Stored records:
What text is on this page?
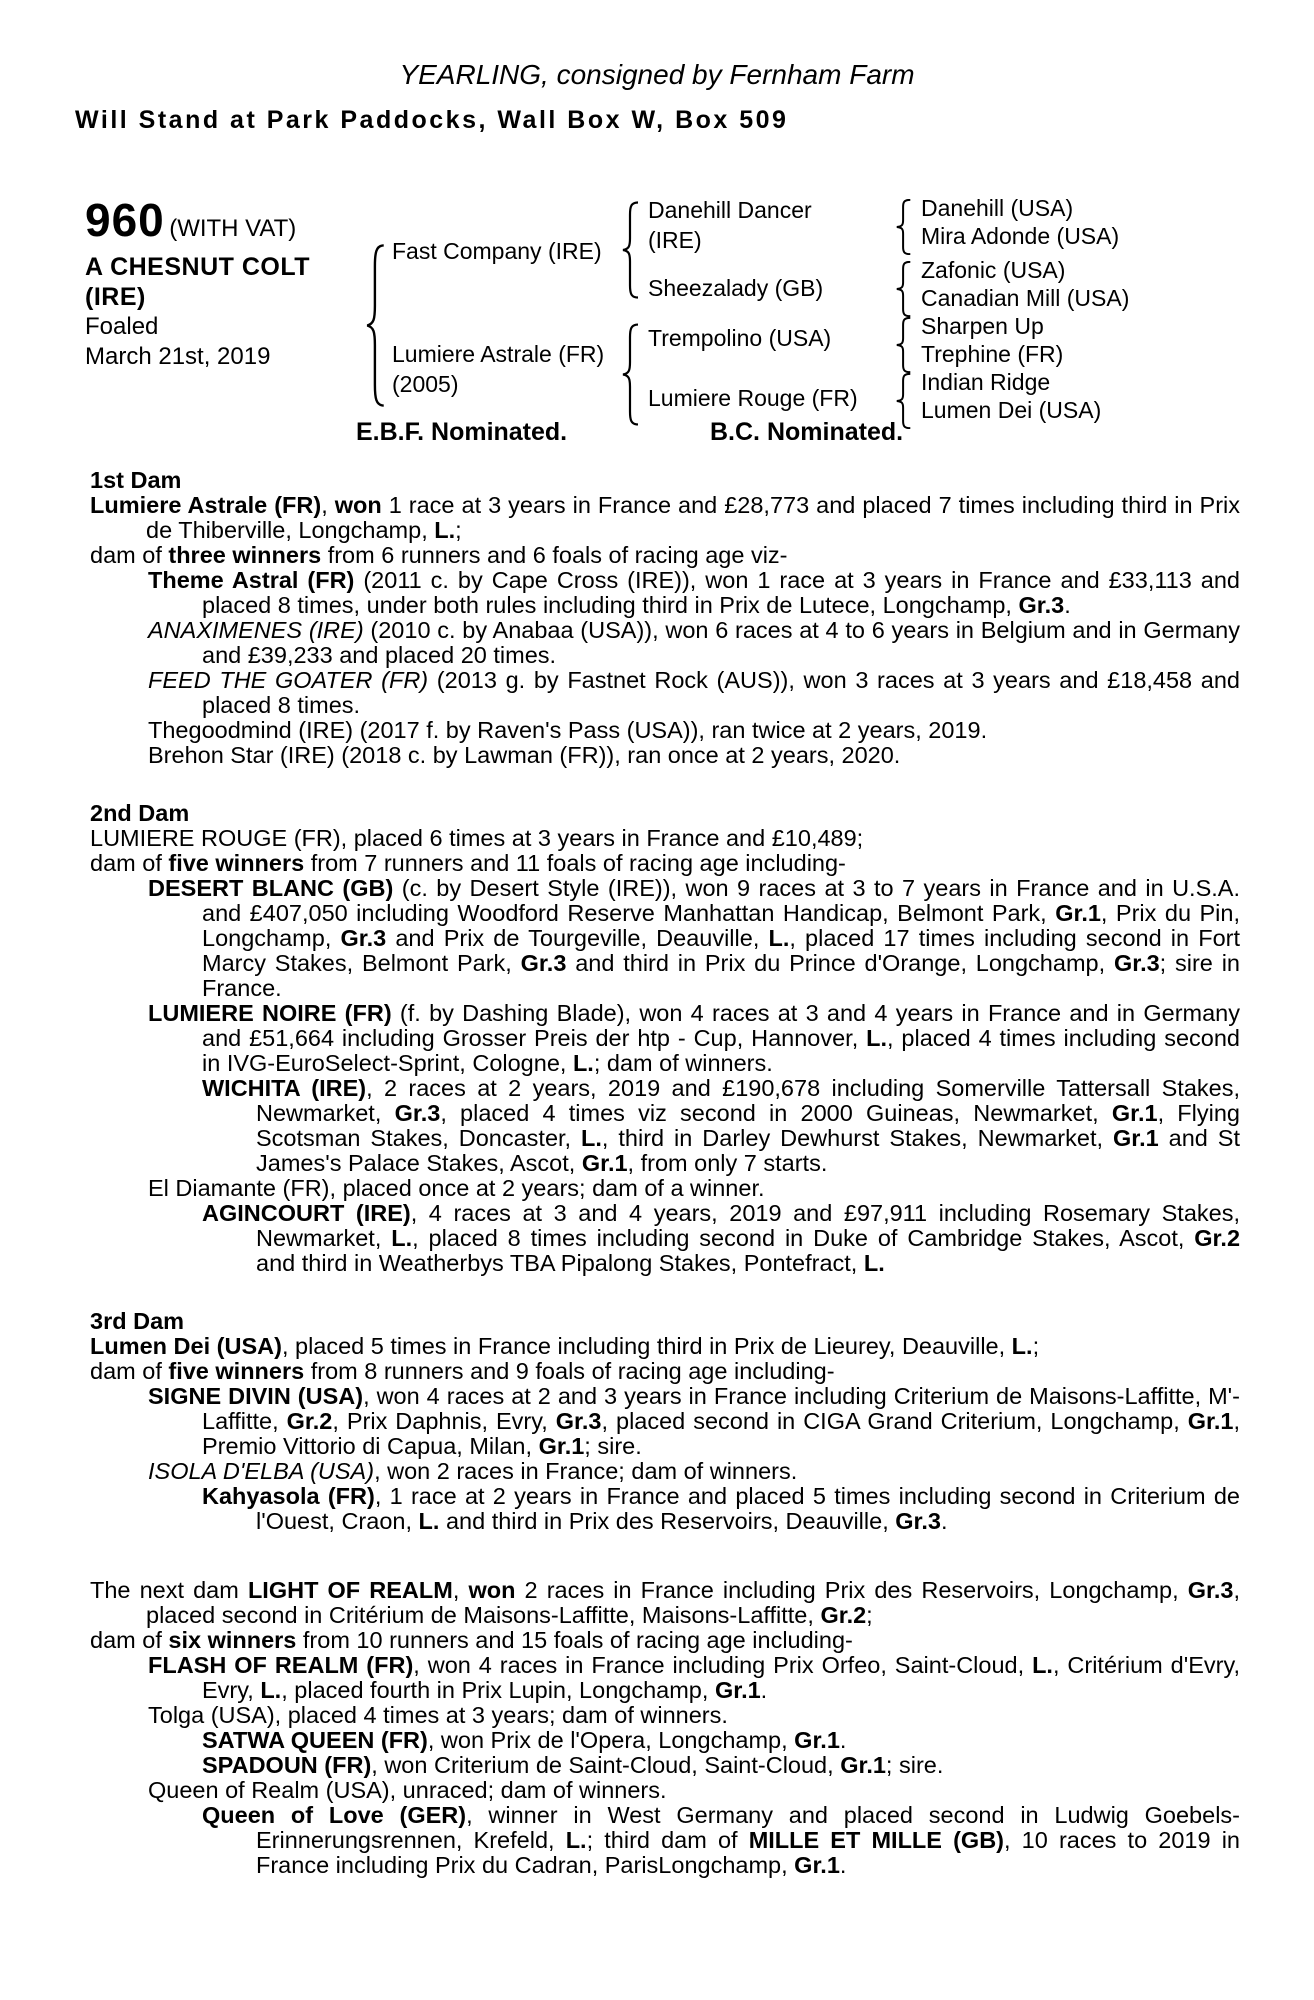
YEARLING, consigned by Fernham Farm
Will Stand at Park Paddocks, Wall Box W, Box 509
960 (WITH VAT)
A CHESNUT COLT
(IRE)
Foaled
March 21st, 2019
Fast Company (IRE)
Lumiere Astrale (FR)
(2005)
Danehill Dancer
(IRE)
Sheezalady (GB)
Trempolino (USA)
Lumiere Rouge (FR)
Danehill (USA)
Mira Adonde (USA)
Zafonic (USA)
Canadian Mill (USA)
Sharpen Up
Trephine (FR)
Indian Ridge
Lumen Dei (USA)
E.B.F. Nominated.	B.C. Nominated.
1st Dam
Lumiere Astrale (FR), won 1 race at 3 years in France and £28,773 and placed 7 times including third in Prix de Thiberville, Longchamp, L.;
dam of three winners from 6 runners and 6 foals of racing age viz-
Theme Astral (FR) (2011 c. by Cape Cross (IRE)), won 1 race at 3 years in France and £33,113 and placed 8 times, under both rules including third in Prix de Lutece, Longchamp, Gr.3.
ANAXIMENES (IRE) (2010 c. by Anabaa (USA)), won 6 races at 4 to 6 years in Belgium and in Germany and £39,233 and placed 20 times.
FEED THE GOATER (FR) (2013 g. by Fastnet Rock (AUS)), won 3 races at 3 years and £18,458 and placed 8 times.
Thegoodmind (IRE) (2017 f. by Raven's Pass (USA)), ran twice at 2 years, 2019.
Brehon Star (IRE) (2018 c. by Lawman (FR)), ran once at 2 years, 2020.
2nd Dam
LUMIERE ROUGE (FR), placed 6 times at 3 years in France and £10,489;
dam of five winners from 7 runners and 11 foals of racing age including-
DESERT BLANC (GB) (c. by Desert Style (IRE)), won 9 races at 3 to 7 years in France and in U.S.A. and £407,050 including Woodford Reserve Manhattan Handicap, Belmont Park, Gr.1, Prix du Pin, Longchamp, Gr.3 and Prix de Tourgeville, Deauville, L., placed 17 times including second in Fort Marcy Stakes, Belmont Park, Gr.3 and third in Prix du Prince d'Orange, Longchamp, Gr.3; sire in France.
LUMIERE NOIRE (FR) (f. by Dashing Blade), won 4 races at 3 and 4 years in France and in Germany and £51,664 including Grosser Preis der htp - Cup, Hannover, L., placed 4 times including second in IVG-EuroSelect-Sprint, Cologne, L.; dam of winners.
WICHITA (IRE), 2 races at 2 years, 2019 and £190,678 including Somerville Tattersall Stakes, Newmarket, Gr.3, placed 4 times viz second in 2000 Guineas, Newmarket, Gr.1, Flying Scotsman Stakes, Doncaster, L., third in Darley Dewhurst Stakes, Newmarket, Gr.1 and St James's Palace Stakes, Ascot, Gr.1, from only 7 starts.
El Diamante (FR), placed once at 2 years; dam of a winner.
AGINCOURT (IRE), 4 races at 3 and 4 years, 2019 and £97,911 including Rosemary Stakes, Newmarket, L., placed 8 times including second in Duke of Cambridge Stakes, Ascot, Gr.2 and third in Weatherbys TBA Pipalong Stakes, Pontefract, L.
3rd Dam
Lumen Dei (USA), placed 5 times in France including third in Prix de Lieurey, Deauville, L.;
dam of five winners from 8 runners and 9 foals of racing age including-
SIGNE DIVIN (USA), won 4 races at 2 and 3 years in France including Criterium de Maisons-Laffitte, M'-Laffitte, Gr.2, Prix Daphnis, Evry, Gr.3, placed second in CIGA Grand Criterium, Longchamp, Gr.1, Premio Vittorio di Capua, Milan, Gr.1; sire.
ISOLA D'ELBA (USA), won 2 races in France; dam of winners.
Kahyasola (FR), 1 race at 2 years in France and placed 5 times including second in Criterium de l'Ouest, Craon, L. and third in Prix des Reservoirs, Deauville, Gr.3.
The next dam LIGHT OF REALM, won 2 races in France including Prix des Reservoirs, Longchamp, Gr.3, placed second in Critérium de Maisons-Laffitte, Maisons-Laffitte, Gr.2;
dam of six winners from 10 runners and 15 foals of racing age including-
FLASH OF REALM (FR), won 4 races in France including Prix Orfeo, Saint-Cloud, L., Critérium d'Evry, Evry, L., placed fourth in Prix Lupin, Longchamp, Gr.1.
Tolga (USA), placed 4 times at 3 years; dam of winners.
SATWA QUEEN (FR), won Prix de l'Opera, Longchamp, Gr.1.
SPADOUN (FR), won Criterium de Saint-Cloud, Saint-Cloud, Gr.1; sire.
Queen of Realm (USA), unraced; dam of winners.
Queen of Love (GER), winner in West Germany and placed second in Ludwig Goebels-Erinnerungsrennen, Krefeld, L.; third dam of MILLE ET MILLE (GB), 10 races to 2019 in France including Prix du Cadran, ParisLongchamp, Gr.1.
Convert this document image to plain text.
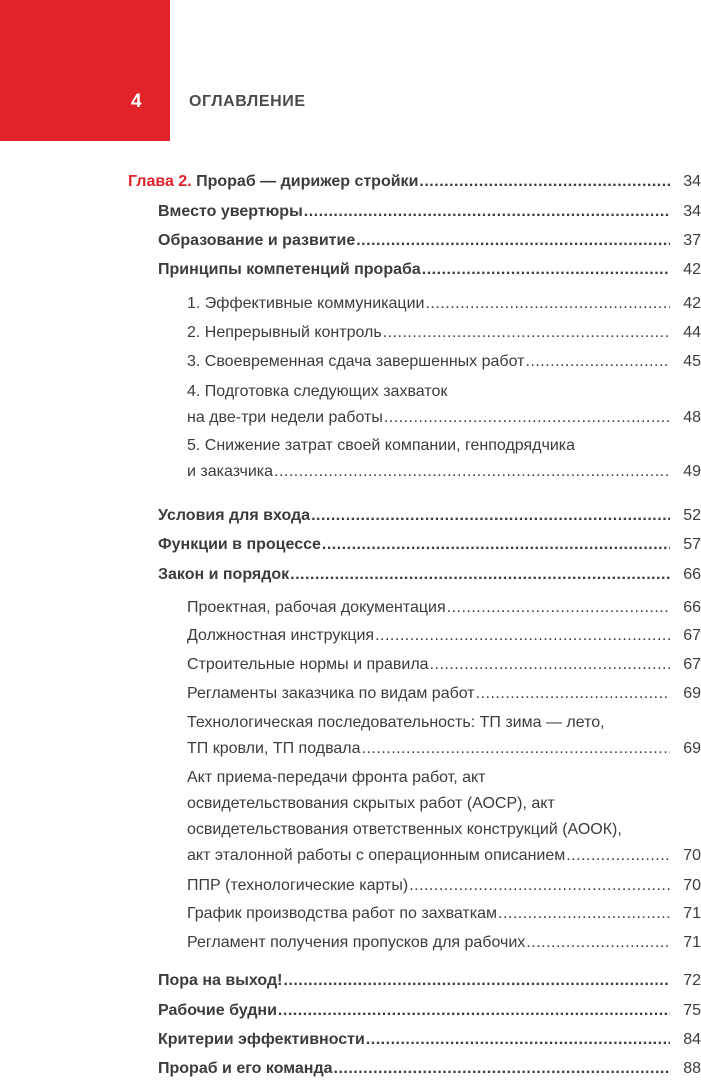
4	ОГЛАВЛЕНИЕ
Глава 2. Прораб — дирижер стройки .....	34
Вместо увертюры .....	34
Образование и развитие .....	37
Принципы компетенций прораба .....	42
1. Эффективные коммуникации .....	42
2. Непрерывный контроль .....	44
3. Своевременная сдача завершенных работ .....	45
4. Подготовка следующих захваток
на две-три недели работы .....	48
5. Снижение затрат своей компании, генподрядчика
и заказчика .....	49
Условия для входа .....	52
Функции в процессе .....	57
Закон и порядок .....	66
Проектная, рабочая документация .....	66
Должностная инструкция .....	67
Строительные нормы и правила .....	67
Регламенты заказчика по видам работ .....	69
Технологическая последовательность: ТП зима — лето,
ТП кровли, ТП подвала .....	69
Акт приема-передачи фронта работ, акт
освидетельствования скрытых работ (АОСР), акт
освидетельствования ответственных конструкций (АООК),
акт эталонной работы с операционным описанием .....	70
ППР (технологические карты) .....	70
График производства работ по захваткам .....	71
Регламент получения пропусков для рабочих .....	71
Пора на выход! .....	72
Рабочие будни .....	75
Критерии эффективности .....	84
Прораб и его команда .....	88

### Requirements
Indicate how many lines of the material include the word "winners"; the number alone is required.

### Response to the task
8